● **To do**:
From the entries below, gather every line containing the string "JSON".
--- Begin Material provided ---
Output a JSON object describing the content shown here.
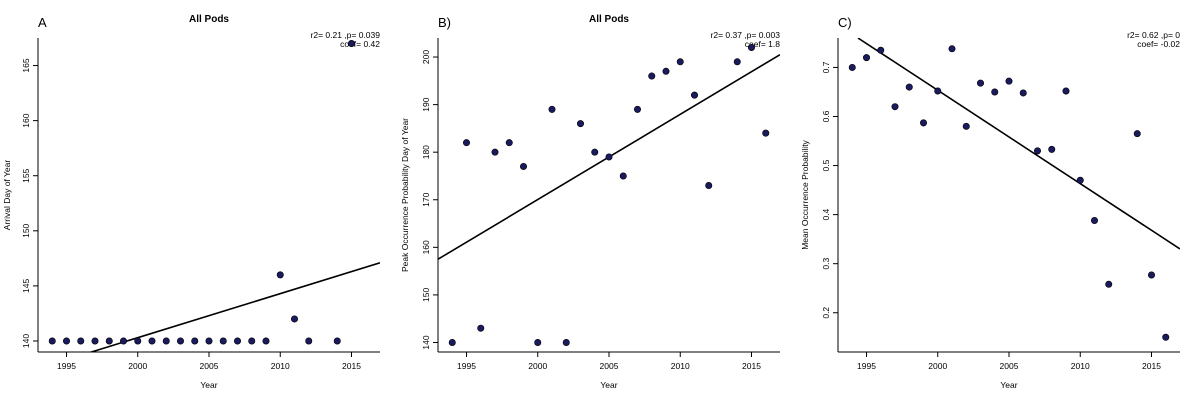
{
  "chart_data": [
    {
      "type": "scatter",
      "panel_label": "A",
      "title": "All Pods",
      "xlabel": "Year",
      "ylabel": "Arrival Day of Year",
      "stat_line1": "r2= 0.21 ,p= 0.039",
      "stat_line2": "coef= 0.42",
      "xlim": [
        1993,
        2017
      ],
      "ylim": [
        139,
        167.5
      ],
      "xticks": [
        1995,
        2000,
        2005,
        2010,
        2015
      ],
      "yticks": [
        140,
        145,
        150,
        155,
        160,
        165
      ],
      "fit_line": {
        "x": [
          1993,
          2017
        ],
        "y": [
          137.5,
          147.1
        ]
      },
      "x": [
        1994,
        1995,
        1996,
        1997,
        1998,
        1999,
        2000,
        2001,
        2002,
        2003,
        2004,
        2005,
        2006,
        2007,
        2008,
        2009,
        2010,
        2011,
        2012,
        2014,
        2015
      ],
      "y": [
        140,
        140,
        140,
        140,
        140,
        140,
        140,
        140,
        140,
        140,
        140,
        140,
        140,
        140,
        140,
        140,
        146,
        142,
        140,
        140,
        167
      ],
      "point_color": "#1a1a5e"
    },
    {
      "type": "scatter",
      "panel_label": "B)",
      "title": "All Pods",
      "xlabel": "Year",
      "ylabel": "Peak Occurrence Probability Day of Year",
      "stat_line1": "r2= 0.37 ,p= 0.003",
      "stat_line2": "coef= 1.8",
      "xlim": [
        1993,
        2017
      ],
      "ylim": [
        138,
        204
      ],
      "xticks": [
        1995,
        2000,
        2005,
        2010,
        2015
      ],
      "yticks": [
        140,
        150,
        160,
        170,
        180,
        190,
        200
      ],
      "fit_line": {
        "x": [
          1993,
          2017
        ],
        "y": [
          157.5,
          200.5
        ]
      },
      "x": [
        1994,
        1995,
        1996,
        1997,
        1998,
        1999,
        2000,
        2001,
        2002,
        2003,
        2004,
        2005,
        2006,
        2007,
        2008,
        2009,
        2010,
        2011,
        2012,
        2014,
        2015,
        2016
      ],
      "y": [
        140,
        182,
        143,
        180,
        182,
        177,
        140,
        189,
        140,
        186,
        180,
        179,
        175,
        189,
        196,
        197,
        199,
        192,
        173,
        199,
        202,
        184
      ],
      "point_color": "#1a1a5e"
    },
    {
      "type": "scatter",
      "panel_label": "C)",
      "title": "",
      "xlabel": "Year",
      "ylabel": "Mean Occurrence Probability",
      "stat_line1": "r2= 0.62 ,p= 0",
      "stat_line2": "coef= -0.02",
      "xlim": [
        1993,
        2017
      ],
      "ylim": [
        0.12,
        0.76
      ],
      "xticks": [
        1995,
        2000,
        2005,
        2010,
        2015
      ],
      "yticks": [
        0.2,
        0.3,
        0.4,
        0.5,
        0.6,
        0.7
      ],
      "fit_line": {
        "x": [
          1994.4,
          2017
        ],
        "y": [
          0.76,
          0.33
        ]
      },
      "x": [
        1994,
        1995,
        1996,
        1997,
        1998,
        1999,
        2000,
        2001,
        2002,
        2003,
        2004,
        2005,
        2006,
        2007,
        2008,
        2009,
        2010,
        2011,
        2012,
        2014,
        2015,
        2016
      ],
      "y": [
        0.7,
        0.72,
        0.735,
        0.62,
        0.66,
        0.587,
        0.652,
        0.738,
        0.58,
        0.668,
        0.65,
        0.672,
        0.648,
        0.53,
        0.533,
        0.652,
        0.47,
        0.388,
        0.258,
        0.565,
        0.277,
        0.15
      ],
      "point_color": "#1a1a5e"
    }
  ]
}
--- End Material provided ---
--- Begin Material provided ---
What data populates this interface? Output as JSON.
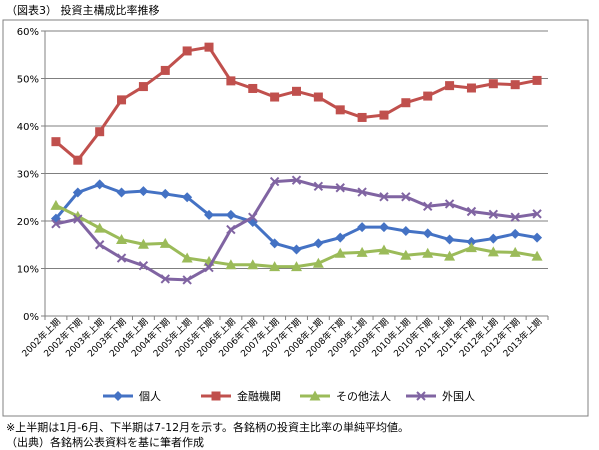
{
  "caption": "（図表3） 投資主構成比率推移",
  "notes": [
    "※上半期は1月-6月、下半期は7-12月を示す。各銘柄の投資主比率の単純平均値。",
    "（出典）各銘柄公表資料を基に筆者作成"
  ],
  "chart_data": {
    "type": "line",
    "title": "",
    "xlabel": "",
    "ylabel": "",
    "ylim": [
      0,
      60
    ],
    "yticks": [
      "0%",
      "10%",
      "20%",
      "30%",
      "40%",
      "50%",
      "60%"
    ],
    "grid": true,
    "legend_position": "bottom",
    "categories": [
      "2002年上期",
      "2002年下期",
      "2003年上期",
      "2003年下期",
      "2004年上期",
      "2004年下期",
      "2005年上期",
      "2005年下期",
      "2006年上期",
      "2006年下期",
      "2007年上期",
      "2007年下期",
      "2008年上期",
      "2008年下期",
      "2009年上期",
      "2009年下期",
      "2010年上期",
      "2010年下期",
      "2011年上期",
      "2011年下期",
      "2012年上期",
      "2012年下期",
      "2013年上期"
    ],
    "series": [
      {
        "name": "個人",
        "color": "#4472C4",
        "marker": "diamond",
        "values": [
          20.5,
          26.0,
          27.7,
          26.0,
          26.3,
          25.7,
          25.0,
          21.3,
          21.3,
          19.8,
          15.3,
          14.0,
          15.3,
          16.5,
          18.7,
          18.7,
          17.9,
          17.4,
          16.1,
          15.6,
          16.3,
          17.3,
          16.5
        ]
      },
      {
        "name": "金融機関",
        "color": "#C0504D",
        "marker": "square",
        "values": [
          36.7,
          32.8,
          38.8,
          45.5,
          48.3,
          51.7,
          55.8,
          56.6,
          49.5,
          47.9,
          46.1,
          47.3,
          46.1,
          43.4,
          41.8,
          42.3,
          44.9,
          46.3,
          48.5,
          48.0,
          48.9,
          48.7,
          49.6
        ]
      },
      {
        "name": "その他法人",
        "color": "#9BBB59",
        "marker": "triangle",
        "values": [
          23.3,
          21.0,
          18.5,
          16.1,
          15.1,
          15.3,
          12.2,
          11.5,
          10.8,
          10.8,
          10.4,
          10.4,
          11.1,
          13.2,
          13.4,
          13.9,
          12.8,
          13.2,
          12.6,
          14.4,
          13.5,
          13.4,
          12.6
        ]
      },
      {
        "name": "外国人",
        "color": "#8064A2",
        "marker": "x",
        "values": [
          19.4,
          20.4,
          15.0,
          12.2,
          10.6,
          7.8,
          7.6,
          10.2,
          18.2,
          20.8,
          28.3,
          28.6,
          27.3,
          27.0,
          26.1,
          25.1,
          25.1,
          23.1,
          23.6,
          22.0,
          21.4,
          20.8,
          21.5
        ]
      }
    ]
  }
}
--- End Material provided ---
● **Final result**:
Output a JSON object describing the content shown here.
What data populates this interface? Output as JSON.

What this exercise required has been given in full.